Brief – Report, word for word, every line of the material that contains "Ἀχαιῶν".
────────────────────────────────────────
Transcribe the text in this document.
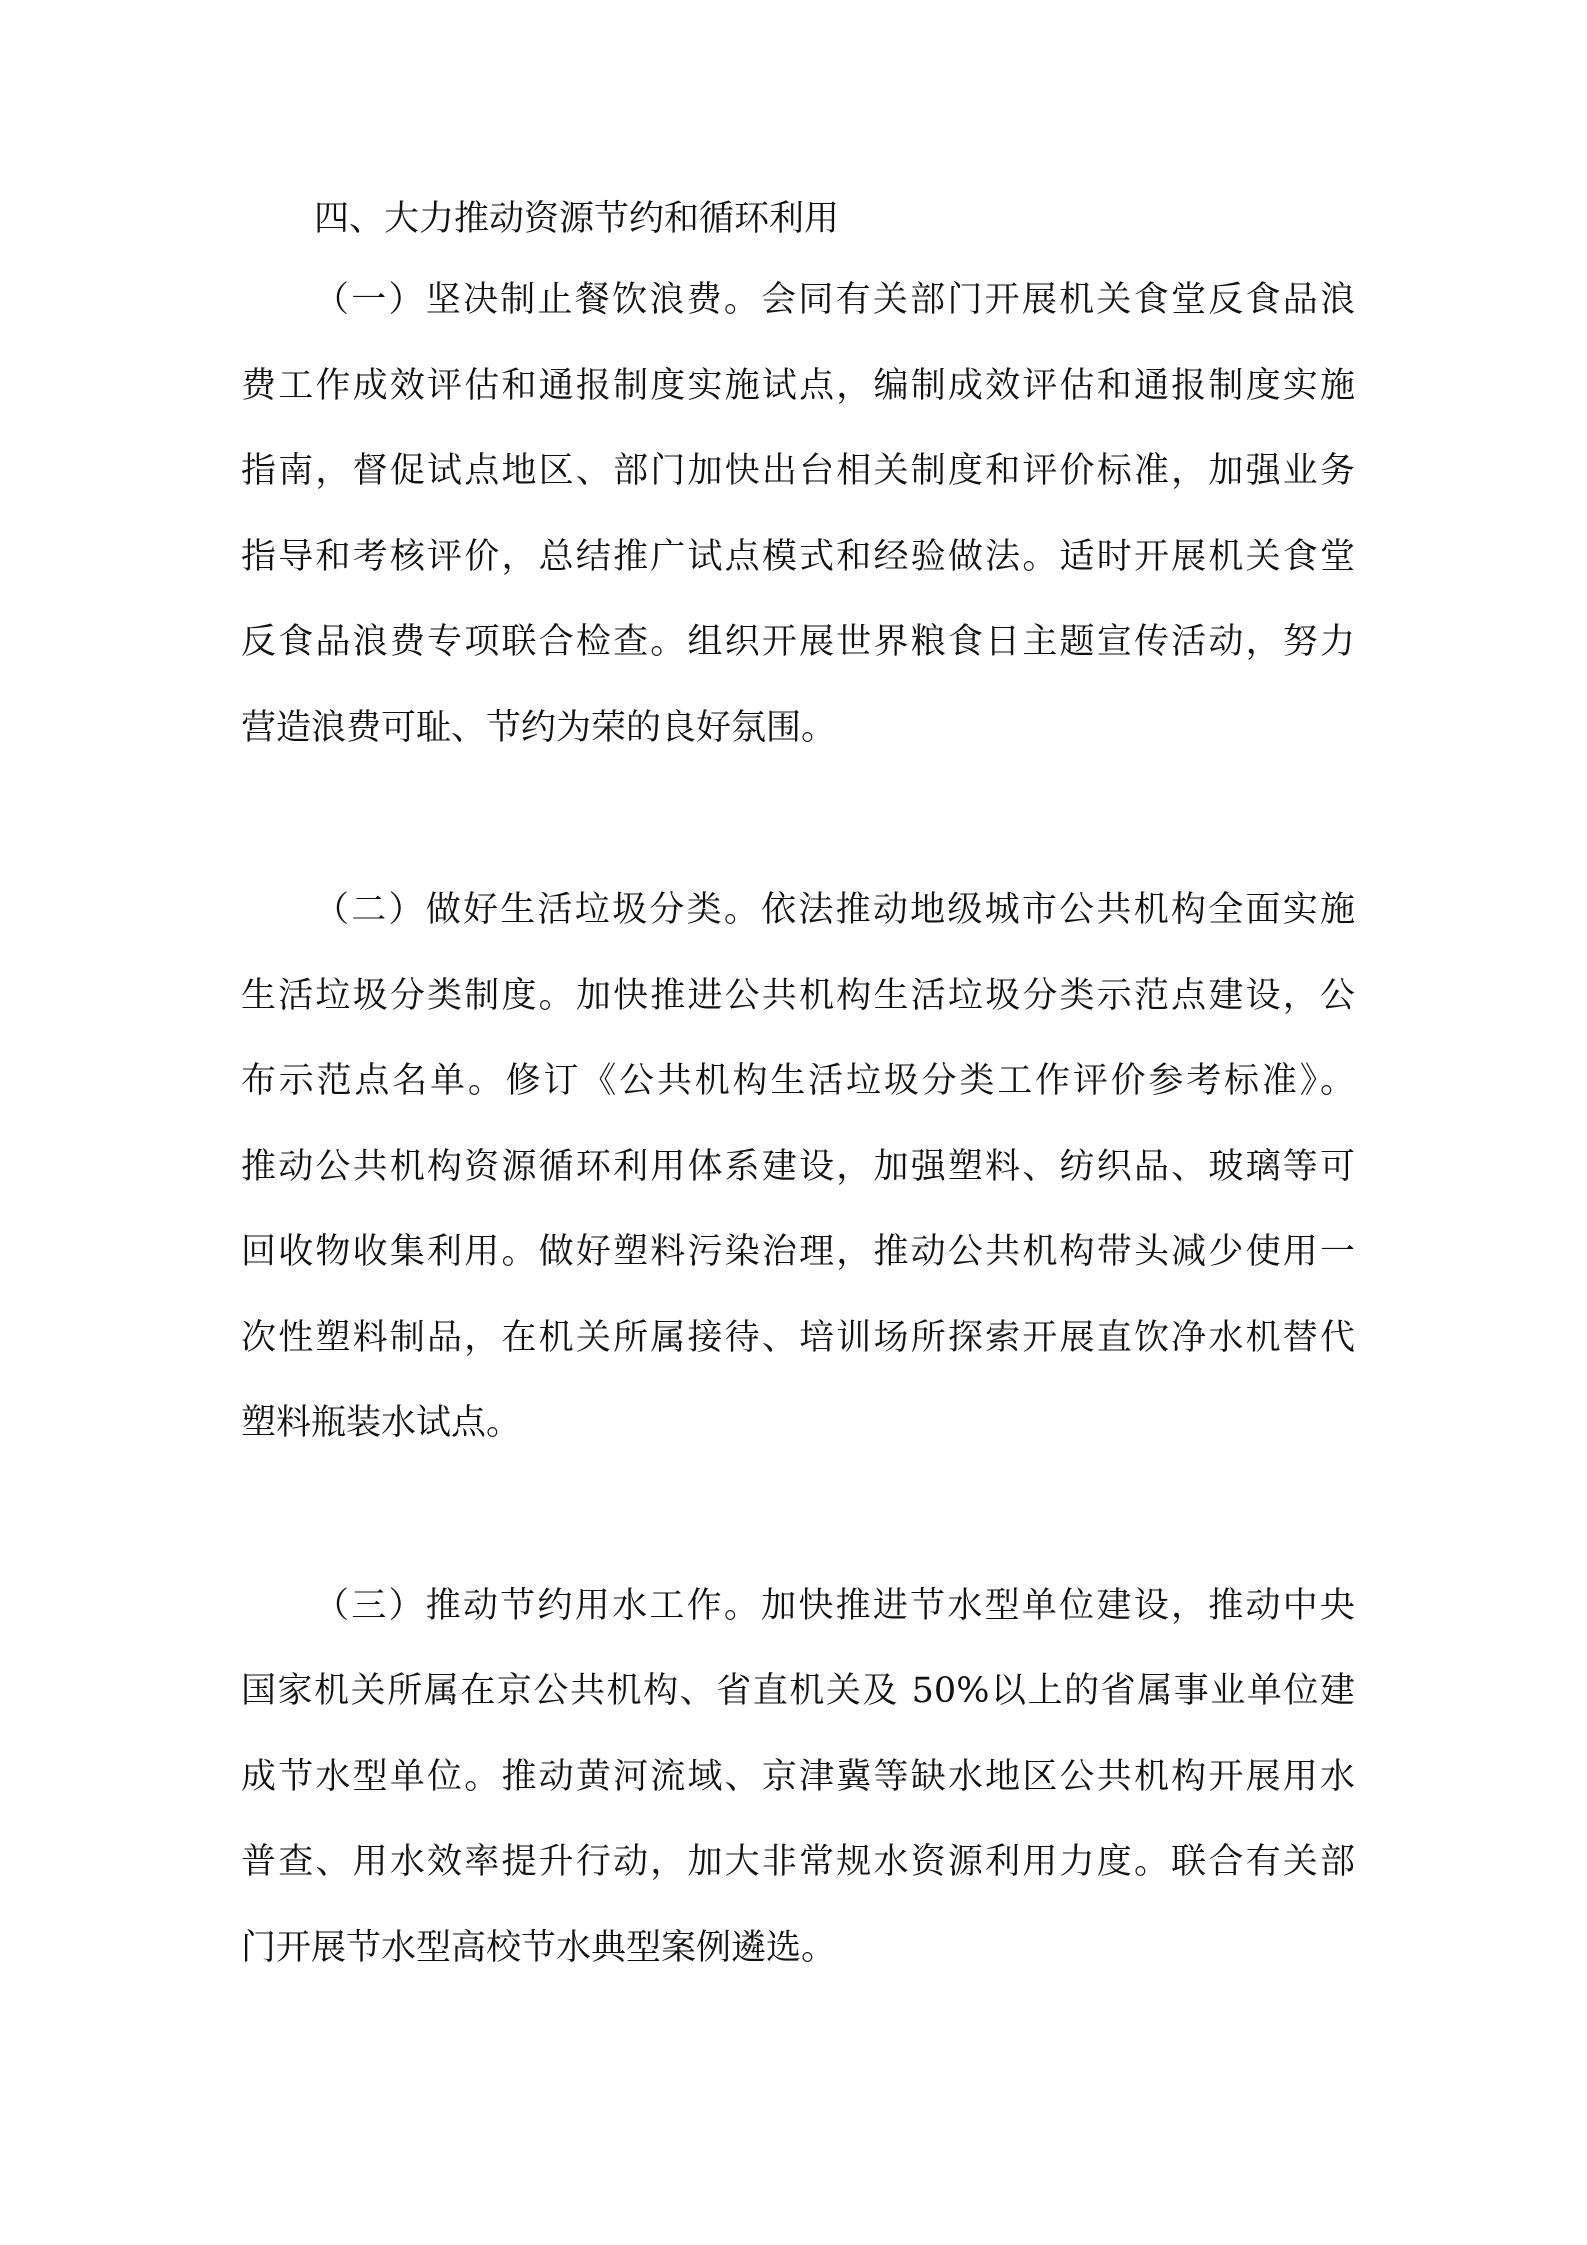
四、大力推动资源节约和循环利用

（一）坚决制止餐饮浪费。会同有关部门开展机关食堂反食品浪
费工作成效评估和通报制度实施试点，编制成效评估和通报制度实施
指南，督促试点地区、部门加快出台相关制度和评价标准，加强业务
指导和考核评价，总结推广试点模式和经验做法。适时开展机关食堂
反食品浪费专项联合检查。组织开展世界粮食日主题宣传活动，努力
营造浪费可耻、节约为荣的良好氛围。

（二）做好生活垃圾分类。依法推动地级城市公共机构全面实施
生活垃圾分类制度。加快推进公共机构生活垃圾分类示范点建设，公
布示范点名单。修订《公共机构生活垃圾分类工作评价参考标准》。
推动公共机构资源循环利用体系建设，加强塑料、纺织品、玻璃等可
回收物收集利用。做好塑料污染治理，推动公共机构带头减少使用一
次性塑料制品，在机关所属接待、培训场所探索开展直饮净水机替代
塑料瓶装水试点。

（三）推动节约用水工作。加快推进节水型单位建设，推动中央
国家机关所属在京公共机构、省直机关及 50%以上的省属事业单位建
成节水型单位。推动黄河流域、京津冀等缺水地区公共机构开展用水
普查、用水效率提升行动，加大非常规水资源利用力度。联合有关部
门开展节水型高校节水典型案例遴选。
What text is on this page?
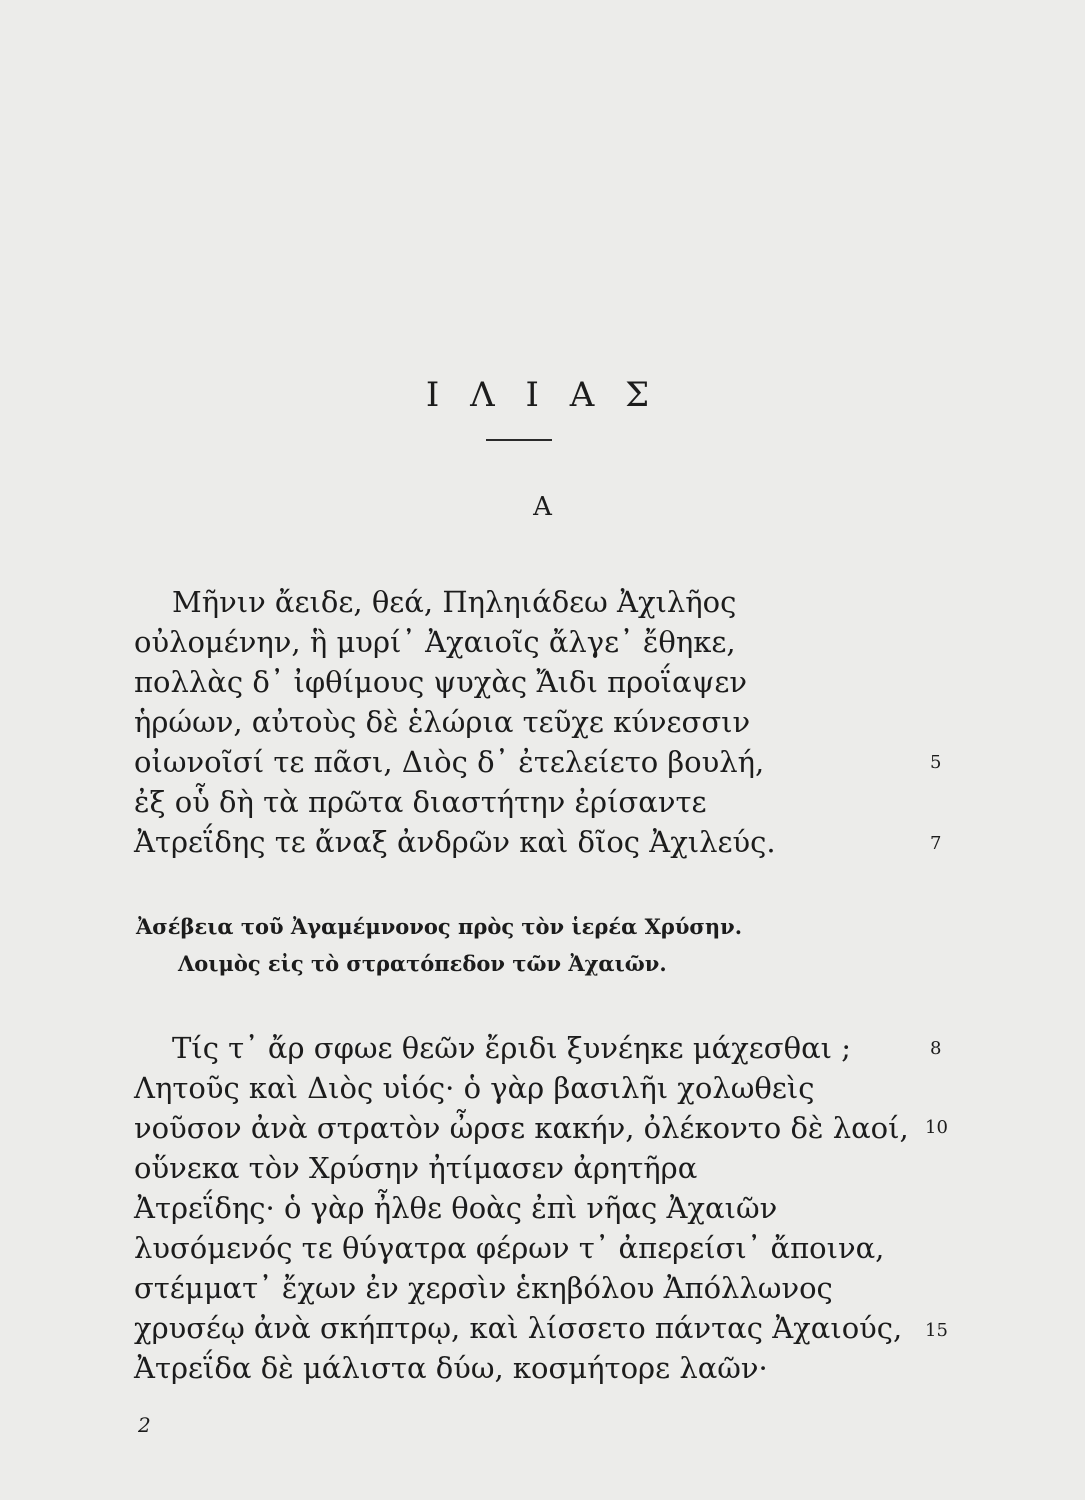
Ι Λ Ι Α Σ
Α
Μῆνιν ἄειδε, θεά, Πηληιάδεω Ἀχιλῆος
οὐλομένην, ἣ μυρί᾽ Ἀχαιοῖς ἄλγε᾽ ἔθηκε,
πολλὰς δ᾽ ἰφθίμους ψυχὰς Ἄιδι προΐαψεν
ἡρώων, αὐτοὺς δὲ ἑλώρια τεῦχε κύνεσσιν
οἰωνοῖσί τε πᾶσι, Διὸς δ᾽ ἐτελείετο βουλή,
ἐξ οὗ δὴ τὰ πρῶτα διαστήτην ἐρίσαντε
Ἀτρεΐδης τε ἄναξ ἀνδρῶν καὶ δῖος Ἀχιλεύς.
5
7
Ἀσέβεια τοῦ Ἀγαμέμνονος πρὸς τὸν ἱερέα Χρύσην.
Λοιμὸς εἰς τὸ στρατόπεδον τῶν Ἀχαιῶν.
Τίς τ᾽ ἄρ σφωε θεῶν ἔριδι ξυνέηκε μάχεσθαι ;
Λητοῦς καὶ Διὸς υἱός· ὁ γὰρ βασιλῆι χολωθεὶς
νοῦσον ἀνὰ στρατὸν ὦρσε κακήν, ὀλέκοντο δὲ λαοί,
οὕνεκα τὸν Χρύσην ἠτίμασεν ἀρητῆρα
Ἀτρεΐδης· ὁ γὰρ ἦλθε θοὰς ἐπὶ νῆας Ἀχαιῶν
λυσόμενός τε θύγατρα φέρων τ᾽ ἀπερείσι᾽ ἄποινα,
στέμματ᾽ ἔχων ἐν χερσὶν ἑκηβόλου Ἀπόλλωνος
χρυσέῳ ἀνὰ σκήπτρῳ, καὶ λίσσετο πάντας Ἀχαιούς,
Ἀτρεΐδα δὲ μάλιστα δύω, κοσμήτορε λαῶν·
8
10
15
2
────────────────────────────────────────
Solution below –
Λοιμὸς εἰς τὸ στρατόπεδον τῶν Ἀχαιῶν.
Ἀτρεΐδης· ὁ γὰρ ἦλθε θοὰς ἐπὶ νῆας Ἀχαιῶν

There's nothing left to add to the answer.